Given instruction – Gather, from the data below, each line in which the word "επανάστασης" occurs.

Records supplied –

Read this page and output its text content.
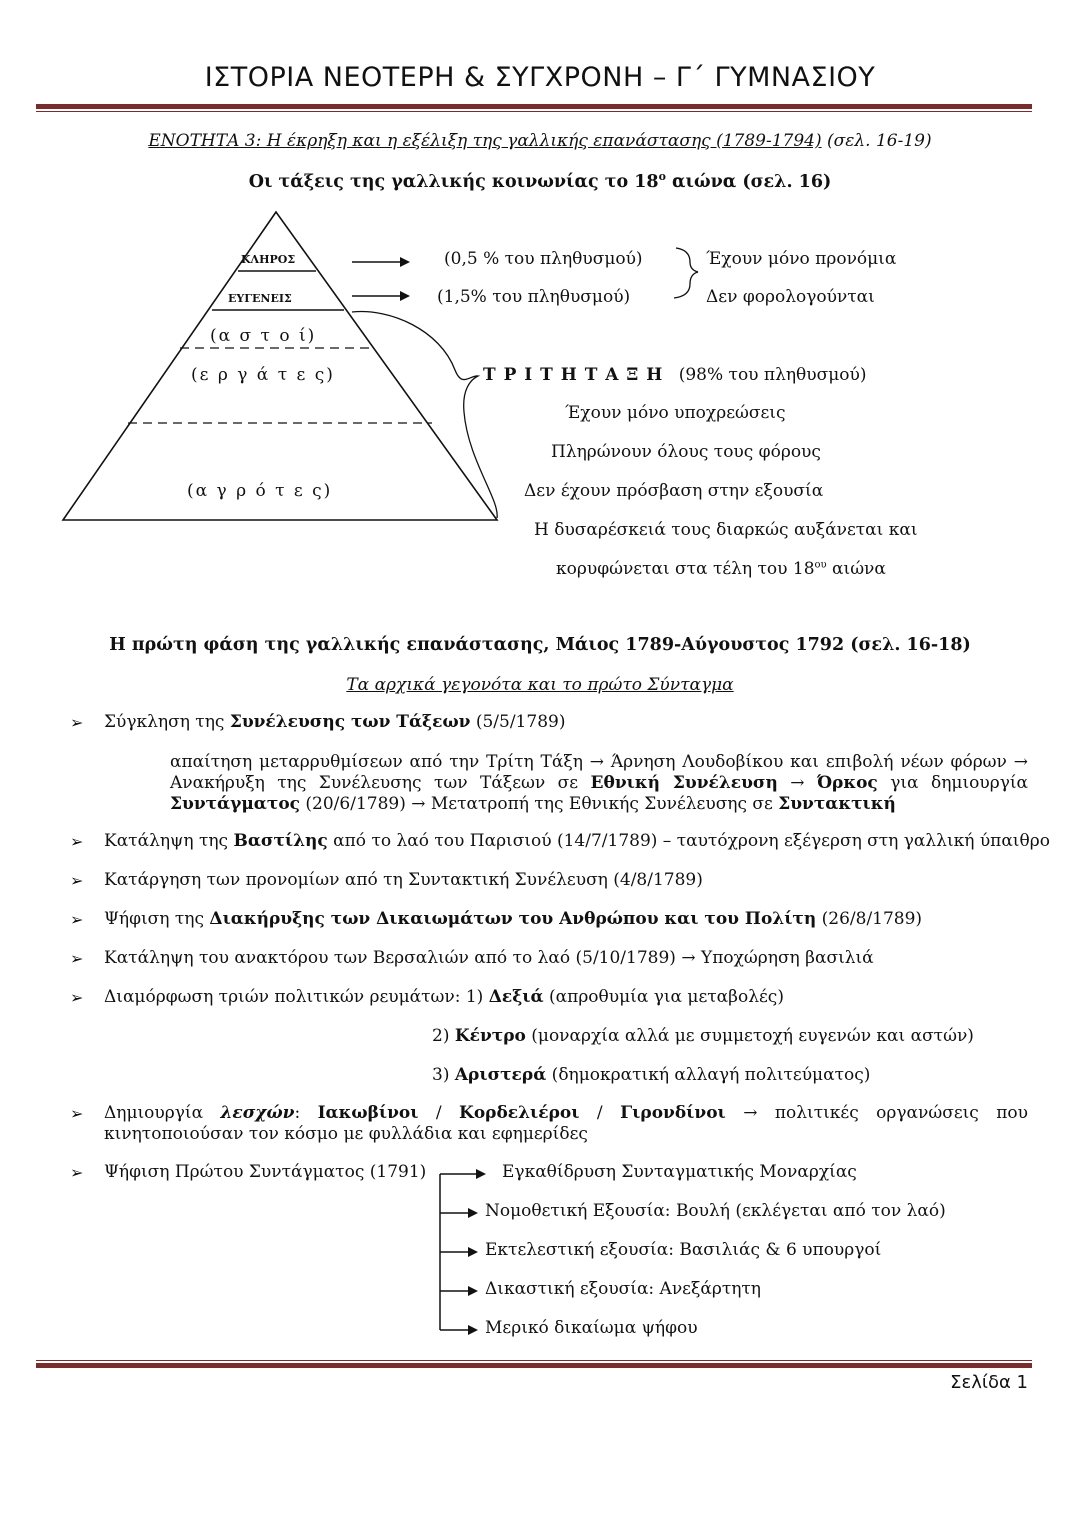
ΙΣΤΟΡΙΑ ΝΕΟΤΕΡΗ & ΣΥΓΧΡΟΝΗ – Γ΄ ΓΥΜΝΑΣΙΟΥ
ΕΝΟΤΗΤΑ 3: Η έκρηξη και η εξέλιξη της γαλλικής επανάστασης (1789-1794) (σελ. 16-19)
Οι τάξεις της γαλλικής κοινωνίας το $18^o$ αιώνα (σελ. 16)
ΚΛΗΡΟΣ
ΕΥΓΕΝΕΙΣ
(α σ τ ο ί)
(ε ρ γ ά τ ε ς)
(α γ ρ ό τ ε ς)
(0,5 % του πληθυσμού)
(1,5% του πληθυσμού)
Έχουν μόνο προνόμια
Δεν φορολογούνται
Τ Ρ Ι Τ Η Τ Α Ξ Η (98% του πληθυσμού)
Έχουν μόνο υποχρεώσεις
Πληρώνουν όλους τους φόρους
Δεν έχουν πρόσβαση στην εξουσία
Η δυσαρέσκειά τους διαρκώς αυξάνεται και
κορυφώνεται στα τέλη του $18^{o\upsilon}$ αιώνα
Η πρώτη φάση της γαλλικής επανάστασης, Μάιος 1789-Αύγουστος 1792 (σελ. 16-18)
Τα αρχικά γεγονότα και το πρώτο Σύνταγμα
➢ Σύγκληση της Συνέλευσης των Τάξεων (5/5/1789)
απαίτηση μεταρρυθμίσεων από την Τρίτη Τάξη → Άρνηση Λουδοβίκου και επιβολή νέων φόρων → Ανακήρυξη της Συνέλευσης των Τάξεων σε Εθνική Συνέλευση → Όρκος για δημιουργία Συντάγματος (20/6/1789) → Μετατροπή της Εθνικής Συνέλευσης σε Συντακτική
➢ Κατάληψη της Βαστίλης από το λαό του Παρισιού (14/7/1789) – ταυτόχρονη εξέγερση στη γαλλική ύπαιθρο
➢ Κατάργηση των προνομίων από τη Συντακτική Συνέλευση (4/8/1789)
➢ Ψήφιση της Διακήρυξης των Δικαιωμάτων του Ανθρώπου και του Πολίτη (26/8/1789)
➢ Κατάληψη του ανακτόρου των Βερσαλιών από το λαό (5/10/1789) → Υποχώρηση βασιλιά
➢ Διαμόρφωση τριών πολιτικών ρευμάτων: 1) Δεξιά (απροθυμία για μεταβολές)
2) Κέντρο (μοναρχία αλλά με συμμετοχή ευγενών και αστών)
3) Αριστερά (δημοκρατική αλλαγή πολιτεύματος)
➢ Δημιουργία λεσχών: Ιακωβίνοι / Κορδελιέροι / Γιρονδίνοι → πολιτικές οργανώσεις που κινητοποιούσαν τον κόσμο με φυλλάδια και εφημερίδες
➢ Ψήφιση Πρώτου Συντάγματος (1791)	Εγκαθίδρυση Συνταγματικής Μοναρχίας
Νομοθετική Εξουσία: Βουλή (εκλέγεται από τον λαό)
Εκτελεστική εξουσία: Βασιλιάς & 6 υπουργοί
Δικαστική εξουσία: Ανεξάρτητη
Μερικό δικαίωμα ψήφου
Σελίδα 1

...

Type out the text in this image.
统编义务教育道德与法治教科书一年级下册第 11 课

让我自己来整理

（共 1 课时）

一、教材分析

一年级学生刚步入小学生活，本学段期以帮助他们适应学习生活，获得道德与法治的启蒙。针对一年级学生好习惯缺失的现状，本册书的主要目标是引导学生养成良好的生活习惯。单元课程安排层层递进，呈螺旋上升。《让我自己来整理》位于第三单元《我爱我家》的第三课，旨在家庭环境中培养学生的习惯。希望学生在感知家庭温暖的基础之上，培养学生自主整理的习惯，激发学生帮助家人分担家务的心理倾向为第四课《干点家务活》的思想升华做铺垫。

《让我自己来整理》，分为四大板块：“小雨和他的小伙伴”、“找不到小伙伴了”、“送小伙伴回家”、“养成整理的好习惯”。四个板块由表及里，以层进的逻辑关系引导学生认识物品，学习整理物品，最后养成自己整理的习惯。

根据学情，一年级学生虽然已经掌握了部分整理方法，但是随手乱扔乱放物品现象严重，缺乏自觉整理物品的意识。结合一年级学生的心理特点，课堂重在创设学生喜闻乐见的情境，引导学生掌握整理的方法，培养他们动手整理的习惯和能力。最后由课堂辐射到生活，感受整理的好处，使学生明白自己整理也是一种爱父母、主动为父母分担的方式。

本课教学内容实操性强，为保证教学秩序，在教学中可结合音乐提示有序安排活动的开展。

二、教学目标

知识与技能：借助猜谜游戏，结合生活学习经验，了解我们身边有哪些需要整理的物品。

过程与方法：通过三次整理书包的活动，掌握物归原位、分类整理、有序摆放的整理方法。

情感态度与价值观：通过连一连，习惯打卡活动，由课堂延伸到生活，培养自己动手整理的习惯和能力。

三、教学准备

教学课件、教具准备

...

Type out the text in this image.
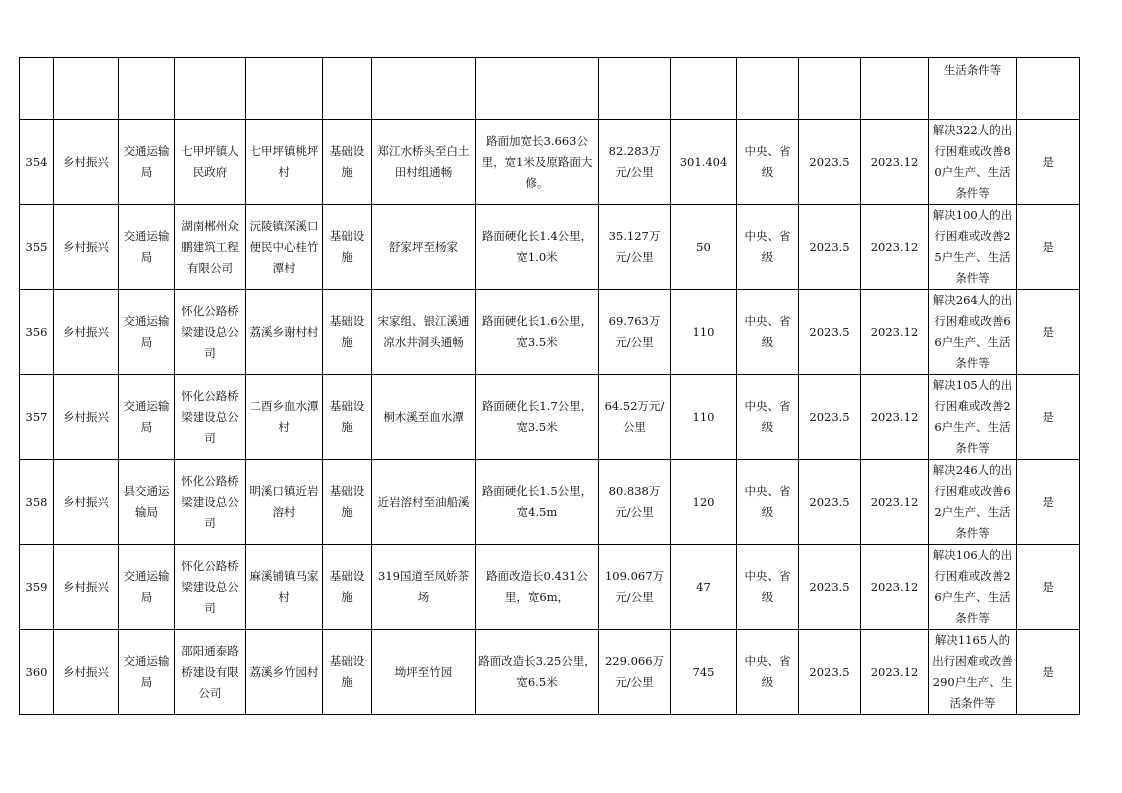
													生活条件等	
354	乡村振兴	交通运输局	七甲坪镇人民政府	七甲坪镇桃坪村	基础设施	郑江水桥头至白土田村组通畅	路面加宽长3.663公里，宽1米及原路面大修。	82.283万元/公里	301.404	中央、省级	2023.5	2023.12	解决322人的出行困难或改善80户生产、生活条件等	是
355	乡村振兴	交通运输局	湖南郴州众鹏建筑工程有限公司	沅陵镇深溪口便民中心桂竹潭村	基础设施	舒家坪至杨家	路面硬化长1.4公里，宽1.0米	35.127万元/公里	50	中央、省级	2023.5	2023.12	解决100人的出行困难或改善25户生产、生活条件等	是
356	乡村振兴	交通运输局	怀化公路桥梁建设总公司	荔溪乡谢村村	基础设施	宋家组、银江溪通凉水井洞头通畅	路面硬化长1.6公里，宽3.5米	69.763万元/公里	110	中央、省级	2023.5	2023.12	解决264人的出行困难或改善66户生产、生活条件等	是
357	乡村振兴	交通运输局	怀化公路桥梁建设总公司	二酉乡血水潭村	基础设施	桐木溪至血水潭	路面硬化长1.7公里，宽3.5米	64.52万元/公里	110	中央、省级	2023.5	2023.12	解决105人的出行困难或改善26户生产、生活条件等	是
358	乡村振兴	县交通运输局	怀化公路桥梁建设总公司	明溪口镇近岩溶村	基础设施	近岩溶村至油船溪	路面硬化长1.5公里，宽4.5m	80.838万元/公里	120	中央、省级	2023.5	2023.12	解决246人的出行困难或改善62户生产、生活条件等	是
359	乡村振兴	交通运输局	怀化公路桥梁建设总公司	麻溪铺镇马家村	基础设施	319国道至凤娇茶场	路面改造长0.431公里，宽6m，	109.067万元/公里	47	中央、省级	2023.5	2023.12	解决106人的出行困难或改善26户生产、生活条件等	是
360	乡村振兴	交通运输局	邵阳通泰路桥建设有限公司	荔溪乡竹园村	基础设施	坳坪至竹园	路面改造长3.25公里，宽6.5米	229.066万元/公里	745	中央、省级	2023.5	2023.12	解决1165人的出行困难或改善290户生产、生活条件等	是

Task answer –
ΕΝΟΤΗΤΑ 3: Η έκρηξη και η εξέλιξη της γαλλικής επανάστασης (1789-1794) (σελ. 16-19)
Η πρώτη φάση της γαλλικής επανάστασης, Μάιος 1789-Αύγουστος 1792 (σελ. 16-18)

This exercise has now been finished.